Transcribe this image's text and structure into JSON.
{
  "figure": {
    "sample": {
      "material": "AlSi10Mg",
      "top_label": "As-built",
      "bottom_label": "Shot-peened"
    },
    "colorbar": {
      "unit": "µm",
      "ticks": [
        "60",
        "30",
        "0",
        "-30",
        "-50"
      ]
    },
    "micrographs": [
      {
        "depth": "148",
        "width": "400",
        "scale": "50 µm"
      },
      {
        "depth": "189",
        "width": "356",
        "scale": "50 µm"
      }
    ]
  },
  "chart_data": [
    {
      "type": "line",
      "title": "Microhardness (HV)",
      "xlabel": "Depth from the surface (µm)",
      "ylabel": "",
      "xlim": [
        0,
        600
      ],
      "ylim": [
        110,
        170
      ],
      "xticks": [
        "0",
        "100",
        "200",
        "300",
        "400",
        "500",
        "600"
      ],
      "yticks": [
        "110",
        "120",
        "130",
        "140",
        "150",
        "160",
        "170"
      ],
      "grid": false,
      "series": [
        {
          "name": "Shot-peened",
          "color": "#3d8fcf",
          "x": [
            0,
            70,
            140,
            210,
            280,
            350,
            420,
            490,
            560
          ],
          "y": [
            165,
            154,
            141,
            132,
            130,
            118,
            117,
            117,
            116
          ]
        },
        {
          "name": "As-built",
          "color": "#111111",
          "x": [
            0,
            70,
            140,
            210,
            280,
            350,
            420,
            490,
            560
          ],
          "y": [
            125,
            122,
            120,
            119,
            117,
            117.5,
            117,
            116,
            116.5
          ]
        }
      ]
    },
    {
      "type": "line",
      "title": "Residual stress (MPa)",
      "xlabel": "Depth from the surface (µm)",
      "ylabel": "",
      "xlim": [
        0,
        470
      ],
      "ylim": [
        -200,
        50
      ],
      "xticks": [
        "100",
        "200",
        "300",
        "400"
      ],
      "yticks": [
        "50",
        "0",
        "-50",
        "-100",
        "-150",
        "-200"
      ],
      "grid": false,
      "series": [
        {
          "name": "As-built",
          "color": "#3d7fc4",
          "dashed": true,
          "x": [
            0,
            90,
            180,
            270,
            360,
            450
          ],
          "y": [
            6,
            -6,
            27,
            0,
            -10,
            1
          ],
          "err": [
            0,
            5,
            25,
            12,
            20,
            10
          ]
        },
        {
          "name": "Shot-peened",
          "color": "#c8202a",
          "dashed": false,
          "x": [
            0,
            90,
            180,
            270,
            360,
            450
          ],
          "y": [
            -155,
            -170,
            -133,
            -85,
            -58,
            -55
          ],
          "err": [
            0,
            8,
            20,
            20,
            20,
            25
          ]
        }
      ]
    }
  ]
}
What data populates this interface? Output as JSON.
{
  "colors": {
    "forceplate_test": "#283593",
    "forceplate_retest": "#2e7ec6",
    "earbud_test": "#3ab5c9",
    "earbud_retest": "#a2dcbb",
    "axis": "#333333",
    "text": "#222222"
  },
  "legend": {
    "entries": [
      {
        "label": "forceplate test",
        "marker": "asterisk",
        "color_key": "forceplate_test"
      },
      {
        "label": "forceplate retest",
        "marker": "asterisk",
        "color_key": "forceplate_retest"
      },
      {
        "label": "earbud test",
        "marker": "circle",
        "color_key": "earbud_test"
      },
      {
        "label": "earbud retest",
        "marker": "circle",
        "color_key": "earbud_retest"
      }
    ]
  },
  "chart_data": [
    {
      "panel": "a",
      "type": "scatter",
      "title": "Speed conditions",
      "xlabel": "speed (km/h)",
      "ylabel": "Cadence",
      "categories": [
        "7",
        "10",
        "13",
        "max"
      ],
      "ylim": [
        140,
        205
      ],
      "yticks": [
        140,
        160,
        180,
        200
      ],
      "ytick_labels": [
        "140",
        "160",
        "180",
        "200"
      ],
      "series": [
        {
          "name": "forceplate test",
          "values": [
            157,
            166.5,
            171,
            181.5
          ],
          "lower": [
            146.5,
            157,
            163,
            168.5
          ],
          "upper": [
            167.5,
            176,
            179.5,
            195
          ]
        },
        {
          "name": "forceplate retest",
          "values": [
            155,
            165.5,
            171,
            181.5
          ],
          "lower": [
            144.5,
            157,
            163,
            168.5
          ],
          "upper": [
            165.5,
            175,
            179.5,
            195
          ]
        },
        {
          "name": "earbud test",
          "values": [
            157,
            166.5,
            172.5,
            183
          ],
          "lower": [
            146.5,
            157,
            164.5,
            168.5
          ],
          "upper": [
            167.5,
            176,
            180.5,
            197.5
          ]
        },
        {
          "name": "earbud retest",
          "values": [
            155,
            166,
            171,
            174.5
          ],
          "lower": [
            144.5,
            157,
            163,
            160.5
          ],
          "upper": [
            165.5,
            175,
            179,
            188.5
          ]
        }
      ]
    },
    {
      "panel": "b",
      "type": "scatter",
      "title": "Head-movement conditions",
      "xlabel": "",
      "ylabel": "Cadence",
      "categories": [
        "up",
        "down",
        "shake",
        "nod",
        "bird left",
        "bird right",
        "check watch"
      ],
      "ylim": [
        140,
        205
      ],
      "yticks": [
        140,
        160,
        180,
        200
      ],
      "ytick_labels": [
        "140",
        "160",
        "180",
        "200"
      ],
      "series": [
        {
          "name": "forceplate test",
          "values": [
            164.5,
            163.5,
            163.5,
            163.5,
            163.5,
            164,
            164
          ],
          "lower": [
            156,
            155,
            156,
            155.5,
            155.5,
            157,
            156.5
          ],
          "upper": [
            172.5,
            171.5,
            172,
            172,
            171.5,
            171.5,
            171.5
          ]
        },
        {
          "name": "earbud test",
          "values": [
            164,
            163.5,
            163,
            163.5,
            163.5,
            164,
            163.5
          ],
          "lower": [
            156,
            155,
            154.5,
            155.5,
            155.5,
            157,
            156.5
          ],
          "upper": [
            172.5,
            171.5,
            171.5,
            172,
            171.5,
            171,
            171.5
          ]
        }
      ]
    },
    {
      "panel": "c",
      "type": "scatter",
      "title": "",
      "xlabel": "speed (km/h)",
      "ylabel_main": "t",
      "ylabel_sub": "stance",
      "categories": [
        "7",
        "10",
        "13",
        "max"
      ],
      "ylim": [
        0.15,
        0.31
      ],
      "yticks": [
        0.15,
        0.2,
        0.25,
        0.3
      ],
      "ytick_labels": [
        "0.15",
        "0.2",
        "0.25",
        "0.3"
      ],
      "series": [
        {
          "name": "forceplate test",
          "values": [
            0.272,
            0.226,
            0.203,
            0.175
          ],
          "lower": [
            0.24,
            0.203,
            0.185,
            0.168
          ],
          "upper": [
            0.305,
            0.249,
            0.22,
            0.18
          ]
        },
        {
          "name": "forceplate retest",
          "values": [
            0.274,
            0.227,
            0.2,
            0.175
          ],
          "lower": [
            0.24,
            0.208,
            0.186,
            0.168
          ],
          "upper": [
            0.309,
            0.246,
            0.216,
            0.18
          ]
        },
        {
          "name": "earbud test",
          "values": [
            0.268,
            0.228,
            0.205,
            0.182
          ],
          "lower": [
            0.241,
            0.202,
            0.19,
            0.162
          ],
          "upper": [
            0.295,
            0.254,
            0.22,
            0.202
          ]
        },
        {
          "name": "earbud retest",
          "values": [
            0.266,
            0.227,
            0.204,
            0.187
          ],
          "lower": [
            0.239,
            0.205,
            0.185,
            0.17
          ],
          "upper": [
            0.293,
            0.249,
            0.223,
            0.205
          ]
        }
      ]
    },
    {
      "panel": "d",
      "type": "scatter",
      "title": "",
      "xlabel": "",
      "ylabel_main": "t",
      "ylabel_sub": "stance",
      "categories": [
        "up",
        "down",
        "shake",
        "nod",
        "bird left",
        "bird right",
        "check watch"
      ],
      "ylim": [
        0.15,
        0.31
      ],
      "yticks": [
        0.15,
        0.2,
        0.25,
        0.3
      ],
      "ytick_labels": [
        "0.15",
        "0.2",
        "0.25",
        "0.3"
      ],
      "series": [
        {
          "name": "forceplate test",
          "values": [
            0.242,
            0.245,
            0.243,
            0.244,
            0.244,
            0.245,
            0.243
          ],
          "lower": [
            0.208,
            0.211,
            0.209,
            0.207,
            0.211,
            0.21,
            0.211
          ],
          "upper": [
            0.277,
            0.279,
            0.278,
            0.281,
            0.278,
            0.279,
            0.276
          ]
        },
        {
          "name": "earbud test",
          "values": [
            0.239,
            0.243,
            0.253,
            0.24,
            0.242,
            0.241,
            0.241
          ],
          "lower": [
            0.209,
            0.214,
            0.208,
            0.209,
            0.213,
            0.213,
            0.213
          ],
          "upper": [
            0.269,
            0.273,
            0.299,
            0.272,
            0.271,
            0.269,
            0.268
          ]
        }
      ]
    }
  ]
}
● ● ●
_REQUIRED TASK_
Every line containing the string "conditions" must be listed.

_ANSWER FOR THIS EXERCISE_
      "title": "Speed conditions",
      "title": "Head-movement conditions",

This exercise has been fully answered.